# What this task involves:
Answer these questions using the trimethylolpropane triacrylate entry:
(a) What molar mass does it give for the compound?
(b) What flash point is listed?
(c) What two qualities make the compound useful, according to the description?

# Document segment:
[Start of section]
Trimethylolpropane triacrylate
- Names: Preferred IUPAC name 2-Ethyl-2-{[(prop-2-enoyl)oxy]methyl}propane-1,3-diyl di(prop-2-enoate)

Identifiers
- CAS Number: 15625-89-5;
- 3D model (JSmol): Interactive image;
- ChemSpider: 25519;
- ECHA InfoCard: 100.036.077
- PubChem CID: 27423;
- UNII: 4B67KGL96S;
- CompTox Dashboard (EPA): DTXSID0027773 ;

Properties
- Chemical formula: C_{15}H_{20}O_{6}
- Molar mass: 296.319 g·mol^{−1}
- Appearance: Liquid
- Density: 1.109 (20°C)
- Melting point: -20°C
- Boiling point: 390°C
- Solubility in water: 500 mg/L (20°C)
- Hazards: GHS labelling:
- Pictograms: GHS08: Health hazard GHS07: Exclamation mark GHS09: Environmental hazard
- Hazard statements: H315, H317, H319, H351, H410
- Flash point: 194.5°C
- Autoignition temperature: 385°C

= Trimethylolpropane triacrylate =

Chemical compound

Trimethylolpropane triacrylate (TMPTA) is a trifunctional acrylate ester monomer derived from trimethylolpropane, used in the manufacture of plastics, adhesives, acrylic glue, anaerobic sealants, and ink. It is useful for its low volatility and fast cure response. It has the properties of weather, chemical and water resistance, as well as good abrasion resistance. End products include alkyd coatings, compact discs, hardwood floors, concrete and cementitious applications, Dental composites, photolithography, letterpress, screen printing, elastomers, automobile headlamps, acrylics and plastic components for the medical industry.
[End of section]
# Data drawn from a collection:
[Start of section]
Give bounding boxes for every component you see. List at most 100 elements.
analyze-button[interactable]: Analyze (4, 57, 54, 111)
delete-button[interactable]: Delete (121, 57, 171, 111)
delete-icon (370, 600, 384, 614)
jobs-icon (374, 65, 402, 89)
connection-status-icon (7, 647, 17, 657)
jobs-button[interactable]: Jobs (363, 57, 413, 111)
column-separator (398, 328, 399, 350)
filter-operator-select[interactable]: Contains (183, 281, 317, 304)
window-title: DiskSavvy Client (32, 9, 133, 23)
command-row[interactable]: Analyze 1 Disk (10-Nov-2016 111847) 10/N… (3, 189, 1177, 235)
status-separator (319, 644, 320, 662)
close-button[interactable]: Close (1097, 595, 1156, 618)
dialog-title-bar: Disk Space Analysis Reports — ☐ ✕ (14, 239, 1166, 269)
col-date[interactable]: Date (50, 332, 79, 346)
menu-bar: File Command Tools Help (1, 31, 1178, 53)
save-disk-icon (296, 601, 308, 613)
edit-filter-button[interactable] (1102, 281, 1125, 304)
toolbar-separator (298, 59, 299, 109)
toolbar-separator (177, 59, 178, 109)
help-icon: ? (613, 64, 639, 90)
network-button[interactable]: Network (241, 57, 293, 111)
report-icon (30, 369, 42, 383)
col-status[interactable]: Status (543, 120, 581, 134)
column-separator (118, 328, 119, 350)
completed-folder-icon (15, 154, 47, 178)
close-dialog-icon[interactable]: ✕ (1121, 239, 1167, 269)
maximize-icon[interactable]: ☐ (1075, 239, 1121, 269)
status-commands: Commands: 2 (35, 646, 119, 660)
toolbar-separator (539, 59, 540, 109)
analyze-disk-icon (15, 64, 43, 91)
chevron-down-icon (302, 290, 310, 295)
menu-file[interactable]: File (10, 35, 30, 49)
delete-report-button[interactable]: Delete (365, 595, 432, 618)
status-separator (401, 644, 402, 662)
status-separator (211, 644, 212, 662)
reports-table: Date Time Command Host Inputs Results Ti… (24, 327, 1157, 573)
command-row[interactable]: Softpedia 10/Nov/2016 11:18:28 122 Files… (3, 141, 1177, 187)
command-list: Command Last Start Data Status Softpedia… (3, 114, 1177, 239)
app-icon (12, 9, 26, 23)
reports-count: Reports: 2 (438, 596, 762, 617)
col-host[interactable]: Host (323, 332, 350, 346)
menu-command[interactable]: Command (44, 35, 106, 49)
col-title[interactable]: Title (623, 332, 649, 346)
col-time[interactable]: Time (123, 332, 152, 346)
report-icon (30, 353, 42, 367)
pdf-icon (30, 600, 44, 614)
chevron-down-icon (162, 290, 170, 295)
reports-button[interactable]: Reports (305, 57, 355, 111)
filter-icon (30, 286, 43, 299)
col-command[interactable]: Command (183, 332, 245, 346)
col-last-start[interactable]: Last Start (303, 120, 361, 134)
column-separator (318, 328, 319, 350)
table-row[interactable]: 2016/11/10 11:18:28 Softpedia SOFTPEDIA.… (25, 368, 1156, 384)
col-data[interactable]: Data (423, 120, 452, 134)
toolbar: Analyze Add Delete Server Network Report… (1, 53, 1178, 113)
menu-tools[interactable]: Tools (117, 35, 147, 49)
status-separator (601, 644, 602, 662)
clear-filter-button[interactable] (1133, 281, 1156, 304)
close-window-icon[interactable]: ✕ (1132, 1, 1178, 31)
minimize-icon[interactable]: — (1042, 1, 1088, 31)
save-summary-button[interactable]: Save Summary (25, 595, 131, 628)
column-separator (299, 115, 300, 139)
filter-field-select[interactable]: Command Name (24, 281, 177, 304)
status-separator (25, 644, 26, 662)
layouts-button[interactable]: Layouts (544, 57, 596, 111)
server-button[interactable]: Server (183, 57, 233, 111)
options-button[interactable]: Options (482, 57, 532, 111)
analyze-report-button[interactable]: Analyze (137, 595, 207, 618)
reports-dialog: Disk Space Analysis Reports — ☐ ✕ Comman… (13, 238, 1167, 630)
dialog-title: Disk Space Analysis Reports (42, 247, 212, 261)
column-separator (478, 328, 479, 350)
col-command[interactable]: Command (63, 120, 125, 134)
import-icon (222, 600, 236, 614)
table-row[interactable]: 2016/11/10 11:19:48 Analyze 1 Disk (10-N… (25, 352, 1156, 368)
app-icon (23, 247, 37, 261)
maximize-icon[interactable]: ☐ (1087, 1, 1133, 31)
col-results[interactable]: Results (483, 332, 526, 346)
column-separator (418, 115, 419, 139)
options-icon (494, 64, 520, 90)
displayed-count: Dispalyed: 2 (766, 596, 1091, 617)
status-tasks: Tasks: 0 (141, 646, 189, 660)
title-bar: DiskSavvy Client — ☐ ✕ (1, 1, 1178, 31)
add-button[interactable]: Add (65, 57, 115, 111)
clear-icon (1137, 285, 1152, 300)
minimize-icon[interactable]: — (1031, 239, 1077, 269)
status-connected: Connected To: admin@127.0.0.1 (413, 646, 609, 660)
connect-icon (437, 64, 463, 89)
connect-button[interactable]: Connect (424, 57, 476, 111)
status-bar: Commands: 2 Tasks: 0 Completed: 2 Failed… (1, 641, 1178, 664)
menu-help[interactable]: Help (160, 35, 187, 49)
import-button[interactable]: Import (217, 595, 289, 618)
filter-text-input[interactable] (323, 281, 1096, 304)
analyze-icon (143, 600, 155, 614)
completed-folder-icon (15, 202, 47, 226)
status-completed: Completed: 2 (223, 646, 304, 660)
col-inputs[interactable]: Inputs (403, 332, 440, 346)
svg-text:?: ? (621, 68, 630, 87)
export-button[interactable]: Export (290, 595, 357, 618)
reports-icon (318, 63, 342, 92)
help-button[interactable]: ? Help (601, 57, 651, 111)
[End of section]
# Answer to this exercise:
(a) 296.319 g·mol^{−1}
(b) 194.5°C
(c) Its low volatility and fast cure response